▶ Required task: Each record is to be printed again precisely as it reads.

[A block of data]
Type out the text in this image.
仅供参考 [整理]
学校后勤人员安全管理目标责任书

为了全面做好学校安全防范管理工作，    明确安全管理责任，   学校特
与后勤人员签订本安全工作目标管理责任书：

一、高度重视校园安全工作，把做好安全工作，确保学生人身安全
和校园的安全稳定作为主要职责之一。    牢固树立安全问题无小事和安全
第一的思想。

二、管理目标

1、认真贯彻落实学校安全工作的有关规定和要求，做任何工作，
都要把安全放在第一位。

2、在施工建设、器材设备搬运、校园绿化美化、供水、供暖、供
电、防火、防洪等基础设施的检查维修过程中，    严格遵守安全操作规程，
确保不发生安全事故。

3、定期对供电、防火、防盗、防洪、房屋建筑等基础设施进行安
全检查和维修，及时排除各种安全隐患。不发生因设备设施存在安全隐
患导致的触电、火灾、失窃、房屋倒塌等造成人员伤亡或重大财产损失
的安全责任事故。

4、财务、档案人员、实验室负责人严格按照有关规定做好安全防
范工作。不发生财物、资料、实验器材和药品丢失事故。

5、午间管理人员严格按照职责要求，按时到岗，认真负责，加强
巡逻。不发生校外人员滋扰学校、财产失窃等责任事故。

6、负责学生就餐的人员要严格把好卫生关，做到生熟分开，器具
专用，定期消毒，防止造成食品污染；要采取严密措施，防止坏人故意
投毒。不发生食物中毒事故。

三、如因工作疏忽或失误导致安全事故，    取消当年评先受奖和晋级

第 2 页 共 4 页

▶ Finished task:
Type out the text in this image.
仅供参考 [整理]
学校后勤人员安全管理目标责任书

为了全面做好学校安全防范管理工作，    明确安全管理责任，   学校特
与后勤人员签订本安全工作目标管理责任书：

一、高度重视校园安全工作，把做好安全工作，确保学生人身安全
和校园的安全稳定作为主要职责之一。    牢固树立安全问题无小事和安全
第一的思想。

二、管理目标

1、认真贯彻落实学校安全工作的有关规定和要求，做任何工作，
都要把安全放在第一位。

2、在施工建设、器材设备搬运、校园绿化美化、供水、供暖、供
电、防火、防洪等基础设施的检查维修过程中，    严格遵守安全操作规程，
确保不发生安全事故。

3、定期对供电、防火、防盗、防洪、房屋建筑等基础设施进行安
全检查和维修，及时排除各种安全隐患。不发生因设备设施存在安全隐
患导致的触电、火灾、失窃、房屋倒塌等造成人员伤亡或重大财产损失
的安全责任事故。

4、财务、档案人员、实验室负责人严格按照有关规定做好安全防
范工作。不发生财物、资料、实验器材和药品丢失事故。

5、午间管理人员严格按照职责要求，按时到岗，认真负责，加强
巡逻。不发生校外人员滋扰学校、财产失窃等责任事故。

6、负责学生就餐的人员要严格把好卫生关，做到生熟分开，器具
专用，定期消毒，防止造成食品污染；要采取严密措施，防止坏人故意
投毒。不发生食物中毒事故。

三、如因工作疏忽或失误导致安全事故，    取消当年评先受奖和晋级

第 2 页 共 4 页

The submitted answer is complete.